* Task to carry out
Below are the records. Gather each line that holds "以中国为例".

* Stored rows
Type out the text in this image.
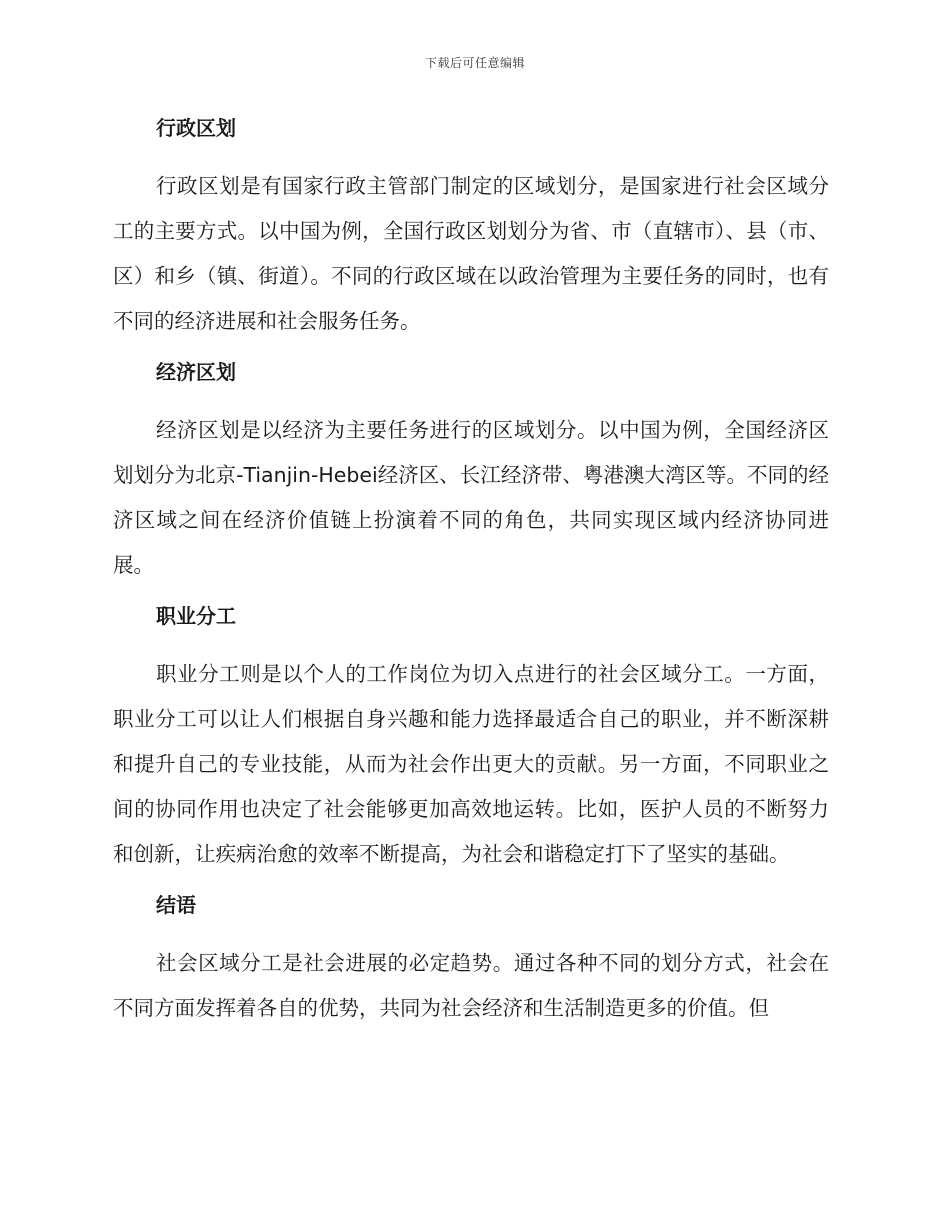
下载后可任意编辑
行政区划

行政区划是有国家行政主管部门制定的区域划分，是国家进行社会区域分工的主要方式。以中国为例，全国行政区划划分为省、市（直辖市）、县（市、区）和乡（镇、街道）。不同的行政区域在以政治管理为主要任务的同时，也有不同的经济进展和社会服务任务。

经济区划

经济区划是以经济为主要任务进行的区域划分。以中国为例，全国经济区划划分为北京-Tianjin-Hebei经济区、长江经济带、粤港澳大湾区等。不同的经济区域之间在经济价值链上扮演着不同的角色，共同实现区域内经济协同进展。

职业分工

职业分工则是以个人的工作岗位为切入点进行的社会区域分工。一方面，职业分工可以让人们根据自身兴趣和能力选择最适合自己的职业，并不断深耕和提升自己的专业技能，从而为社会作出更大的贡献。另一方面，不同职业之间的协同作用也决定了社会能够更加高效地运转。比如，医护人员的不断努力和创新，让疾病治愈的效率不断提高，为社会和谐稳定打下了坚实的基础。

结语

社会区域分工是社会进展的必定趋势。通过各种不同的划分方式，社会在不同方面发挥着各自的优势，共同为社会经济和生活制造更多的价值。但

* Written solution
行政区划是有国家行政主管部门制定的区域划分，是国家进行社会区域分工的主要方式。以中国为例，全国行政区划划分为省、市（直辖市）、县（市、区）和乡（镇、街道）。不同的行政区域在以政治管理为主要任务的同时，也有不同的经济进展和社会服务任务。
经济区划是以经济为主要任务进行的区域划分。以中国为例，全国经济区划划分为北京-Tianjin-Hebei经济区、长江经济带、粤港澳大湾区等。不同的经济区域之间在经济价值链上扮演着不同的角色，共同实现区域内经济协同进展。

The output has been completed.